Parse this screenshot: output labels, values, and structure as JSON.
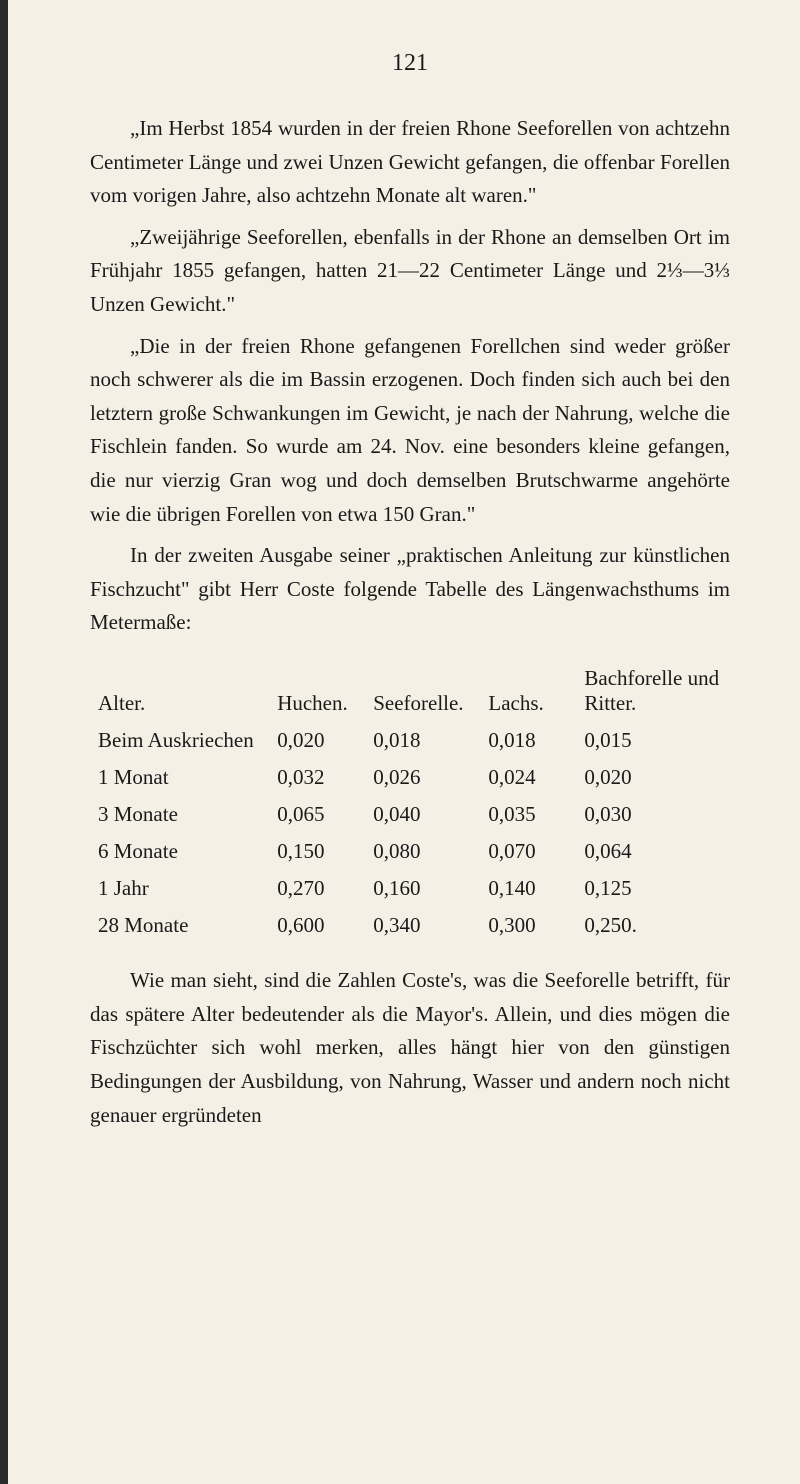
{
  "page_number": "121",
  "paragraphs": [
    "„Im Herbst 1854 wurden in der freien Rhone Seeforellen von achtzehn Centimeter Länge und zwei Unzen Gewicht gefangen, die offenbar Forellen vom vorigen Jahre, also achtzehn Monate alt waren.\"",
    "„Zweijährige Seeforellen, ebenfalls in der Rhone an dem­selben Ort im Frühjahr 1855 gefangen, hatten 21—22 Cen­timeter Länge und 2⅓—3⅓ Unzen Gewicht.\"",
    "„Die in der freien Rhone gefangenen Forellchen sind weder größer noch schwerer als die im Bassin erzogenen. Doch finden sich auch bei den letztern große Schwankungen im Gewicht, je nach der Nahrung, welche die Fischlein fanden. So wurde am 24. Nov. eine besonders kleine gefangen, die nur vierzig Gran wog und doch demselben Brutschwarme angehörte wie die übrigen Fo­rellen von etwa 150 Gran.\"",
    "In der zweiten Ausgabe seiner „praktischen Anleitung zur künstlichen Fischzucht\" gibt Herr Coste folgende Tabelle des Längen­wachsthums im Metermaße:"
  ],
  "table": {
    "headers": [
      "Alter.",
      "Huchen.",
      "Seeforelle.",
      "Lachs.",
      "Bachforelle und Ritter."
    ],
    "rows": [
      [
        "Beim Auskriechen",
        "0,020",
        "0,018",
        "0,018",
        "0,015"
      ],
      [
        "1 Monat",
        "0,032",
        "0,026",
        "0,024",
        "0,020"
      ],
      [
        "3 Monate",
        "0,065",
        "0,040",
        "0,035",
        "0,030"
      ],
      [
        "6 Monate",
        "0,150",
        "0,080",
        "0,070",
        "0,064"
      ],
      [
        "1 Jahr",
        "0,270",
        "0,160",
        "0,140",
        "0,125"
      ],
      [
        "28 Monate",
        "0,600",
        "0,340",
        "0,300",
        "0,250."
      ]
    ]
  },
  "final_paragraph": "Wie man sieht, sind die Zahlen Coste's, was die Seeforelle betrifft, für das spätere Alter bedeutender als die Mayor's. Allein, und dies mögen die Fischzüchter sich wohl merken, alles hängt hier von den günstigen Bedingungen der Ausbildung, von Nahrung, Wasser und andern noch nicht genauer ergründeten",
  "colors": {
    "background": "#f5f0e6",
    "text": "#1a1a1a",
    "border": "#2a2a2a"
  },
  "typography": {
    "body_fontsize": 21,
    "page_number_fontsize": 24,
    "line_height": 1.6,
    "font_family": "Georgia, Times New Roman, serif"
  }
}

**Short task:** Write out each entry exactly as given, omitting any picture.

**Answer for this exercise:**
Parse this screenshot: output labels, values, and structure as JSON.
{
  "page_number": "121",
  "paragraphs": [
    "„Im Herbst 1854 wurden in der freien Rhone Seeforellen von achtzehn Centimeter Länge und zwei Unzen Gewicht gefangen, die offenbar Forellen vom vorigen Jahre, also achtzehn Monate alt waren.\"",
    "„Zweijährige Seeforellen, ebenfalls in der Rhone an dem­selben Ort im Frühjahr 1855 gefangen, hatten 21—22 Cen­timeter Länge und 2⅓—3⅓ Unzen Gewicht.\"",
    "„Die in der freien Rhone gefangenen Forellchen sind weder größer noch schwerer als die im Bassin erzogenen. Doch finden sich auch bei den letztern große Schwankungen im Gewicht, je nach der Nahrung, welche die Fischlein fanden. So wurde am 24. Nov. eine besonders kleine gefangen, die nur vierzig Gran wog und doch demselben Brutschwarme angehörte wie die übrigen Fo­rellen von etwa 150 Gran.\"",
    "In der zweiten Ausgabe seiner „praktischen Anleitung zur künstlichen Fischzucht\" gibt Herr Coste folgende Tabelle des Längen­wachsthums im Metermaße:"
  ],
  "table": {
    "headers": [
      "Alter.",
      "Huchen.",
      "Seeforelle.",
      "Lachs.",
      "Bachforelle und Ritter."
    ],
    "rows": [
      [
        "Beim Auskriechen",
        "0,020",
        "0,018",
        "0,018",
        "0,015"
      ],
      [
        "1 Monat",
        "0,032",
        "0,026",
        "0,024",
        "0,020"
      ],
      [
        "3 Monate",
        "0,065",
        "0,040",
        "0,035",
        "0,030"
      ],
      [
        "6 Monate",
        "0,150",
        "0,080",
        "0,070",
        "0,064"
      ],
      [
        "1 Jahr",
        "0,270",
        "0,160",
        "0,140",
        "0,125"
      ],
      [
        "28 Monate",
        "0,600",
        "0,340",
        "0,300",
        "0,250."
      ]
    ]
  },
  "final_paragraph": "Wie man sieht, sind die Zahlen Coste's, was die Seeforelle betrifft, für das spätere Alter bedeutender als die Mayor's. Allein, und dies mögen die Fischzüchter sich wohl merken, alles hängt hier von den günstigen Bedingungen der Ausbildung, von Nahrung, Wasser und andern noch nicht genauer ergründeten",
  "colors": {
    "background": "#f5f0e6",
    "text": "#1a1a1a",
    "border": "#2a2a2a"
  },
  "typography": {
    "body_fontsize": 21,
    "page_number_fontsize": 24,
    "line_height": 1.6,
    "font_family": "Georgia, Times New Roman, serif"
  }
}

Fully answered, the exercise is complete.